### 学習課題
(1) 空港での別れをめぐる文章で、彼がフランクフルト空港から乗ったのはどこへの直行便ですか。
(2) 空港での別れをめぐる文章から、「機内ではずっと毛布を頭からか」から「人にはいつか必ず死が訪れる。」までを、両端を含めて抜き出してください。
(3) 空港での別れをめぐる文章の続きを書いてください。

彼女を見送った翌日、フランクフルト空港で彼は娘さんと別れました。娘さんはブリュッセル経由、彼は成田への直行便でした。

機内ではずっと毛布を頭からかぶって寝たふりをしている彼の異変に気づいたCAさんが『ここは少し眩しいでしょうから別の席にどうぞ』と他の乗客から少し離れた席に彼を案内し、成田に到着するまで気づかってくれていた。

彼は二人で暮らしていたバンコクの部屋を解約し、知人に頼んで引越しを済ませて貰っている。同じ場所へ一人で帰る自信がなかったのだ。
いつの事だったか、『あの時に娘が一緒でなかったら、あの場所からいつまでも離れられなかったと思う』と彼が話ていた。

人にはいつか必ず死が訪れる。
寿命をまっとうして人生を終える人もいるし、そうでない人もいる。

人生の幕をみずから下ろす事について強い反対がある事については良く分かっている。そう考えるのはもっともだと思うし、否定するつもりもない。

[コレクションから抽出したデータ]
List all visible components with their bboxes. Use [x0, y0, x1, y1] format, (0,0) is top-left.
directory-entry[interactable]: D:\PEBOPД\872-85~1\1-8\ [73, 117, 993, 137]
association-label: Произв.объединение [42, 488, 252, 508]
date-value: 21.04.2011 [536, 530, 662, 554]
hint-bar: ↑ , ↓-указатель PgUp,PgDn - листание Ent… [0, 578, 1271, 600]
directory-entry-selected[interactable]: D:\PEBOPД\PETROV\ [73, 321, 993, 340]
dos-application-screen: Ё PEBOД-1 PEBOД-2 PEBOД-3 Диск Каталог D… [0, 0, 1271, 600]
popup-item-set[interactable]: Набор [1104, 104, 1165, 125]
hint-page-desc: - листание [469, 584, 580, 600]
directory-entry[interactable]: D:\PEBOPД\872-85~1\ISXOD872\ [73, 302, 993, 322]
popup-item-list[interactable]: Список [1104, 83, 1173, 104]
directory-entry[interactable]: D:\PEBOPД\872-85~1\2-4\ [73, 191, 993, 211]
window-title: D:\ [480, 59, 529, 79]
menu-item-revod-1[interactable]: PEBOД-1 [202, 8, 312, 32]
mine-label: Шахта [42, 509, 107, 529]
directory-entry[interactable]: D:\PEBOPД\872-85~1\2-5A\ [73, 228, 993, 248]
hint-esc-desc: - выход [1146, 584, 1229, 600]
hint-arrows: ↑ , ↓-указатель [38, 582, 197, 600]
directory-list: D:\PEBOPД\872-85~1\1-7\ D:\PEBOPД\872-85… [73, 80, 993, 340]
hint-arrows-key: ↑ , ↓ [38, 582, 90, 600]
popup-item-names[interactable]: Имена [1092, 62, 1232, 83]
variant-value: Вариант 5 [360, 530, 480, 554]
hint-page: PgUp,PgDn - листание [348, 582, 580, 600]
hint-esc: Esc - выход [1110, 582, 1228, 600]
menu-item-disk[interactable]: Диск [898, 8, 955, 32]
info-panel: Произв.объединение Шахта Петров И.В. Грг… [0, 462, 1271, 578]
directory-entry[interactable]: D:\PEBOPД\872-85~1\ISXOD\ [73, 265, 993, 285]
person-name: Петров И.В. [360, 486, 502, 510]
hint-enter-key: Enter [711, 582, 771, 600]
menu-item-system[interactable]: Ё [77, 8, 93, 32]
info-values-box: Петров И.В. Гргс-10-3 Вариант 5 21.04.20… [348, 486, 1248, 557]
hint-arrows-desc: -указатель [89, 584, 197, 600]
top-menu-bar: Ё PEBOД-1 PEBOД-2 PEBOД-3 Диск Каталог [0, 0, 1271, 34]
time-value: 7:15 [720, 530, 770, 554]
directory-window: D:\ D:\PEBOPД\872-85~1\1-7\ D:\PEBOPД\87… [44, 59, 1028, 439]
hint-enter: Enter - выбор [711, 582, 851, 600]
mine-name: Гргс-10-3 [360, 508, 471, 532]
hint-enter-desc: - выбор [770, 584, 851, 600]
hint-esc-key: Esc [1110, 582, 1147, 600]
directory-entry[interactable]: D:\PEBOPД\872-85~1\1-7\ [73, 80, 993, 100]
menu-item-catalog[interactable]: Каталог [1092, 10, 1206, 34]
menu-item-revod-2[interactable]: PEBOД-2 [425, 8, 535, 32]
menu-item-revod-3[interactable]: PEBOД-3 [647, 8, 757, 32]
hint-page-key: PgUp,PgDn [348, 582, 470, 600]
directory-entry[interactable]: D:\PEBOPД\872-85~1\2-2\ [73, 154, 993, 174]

### 課題の解答
(1) 成田への直行便です。

(2)
機内ではずっと毛布を頭からかぶって寝たふりをしている彼の異変に気づいたCAさんが『ここは少し眩しいでしょうから別の席にどうぞ』と他の乗客から少し離れた席に彼を案内し、成田に到着するまで気づかってくれていた。

彼は二人で暮らしていたバンコクの部屋を解約し、知人に頼んで引越しを済ませて貰っている。同じ場所へ一人で帰る自信がなかったのだ。
いつの事だったか、『あの時に娘が一緒でなかったら、あの場所からいつまでも離れられなかったと思う』と彼が話ていた。

人にはいつか必ず死が訪れる。

(3)
ただ、人にはそれぞれの事情があったり、それぞれに大切なものがあることも理解して欲しい。生きる権利と同じように死ぬ権利だって尊重されていい場合があるはずだ、と彼は言う。

彼は尊厳死や安楽死を推進したり、誰かに勧めたりするつもりはないけれど、人がそれによって救われる事があると知っている。

どんなに苦しくても生きる事が大事だと訴える人もいます。
でも、彼女にとっては、尊厳を持って生きることが『生きる』だったのです。どんなに頑張っても希望のカケラすら見つけられなかった彼女の生きる権利を奪ったのは病であって彼女ではないし、彼女が生きる権利を自ら手放したのでもない。

また、彼女は安易に死を選択したわけではありません。
もしかしたら治るかも知れないと考えて、いろんな治療法を試したりもしました。少しでも病の進行を遅らせようとつらいリハビリも続けました。

あの病院での宣告いらい、彼女は一粒の涙も見せませんでした。
それは優しい彼女の思いやりだったのかも知れないと彼は言います。

しかし、やがて絶望がやってきて彼女を深い闇に引き込みます。
そんな時期に二人が見つけたのがDignitasでした。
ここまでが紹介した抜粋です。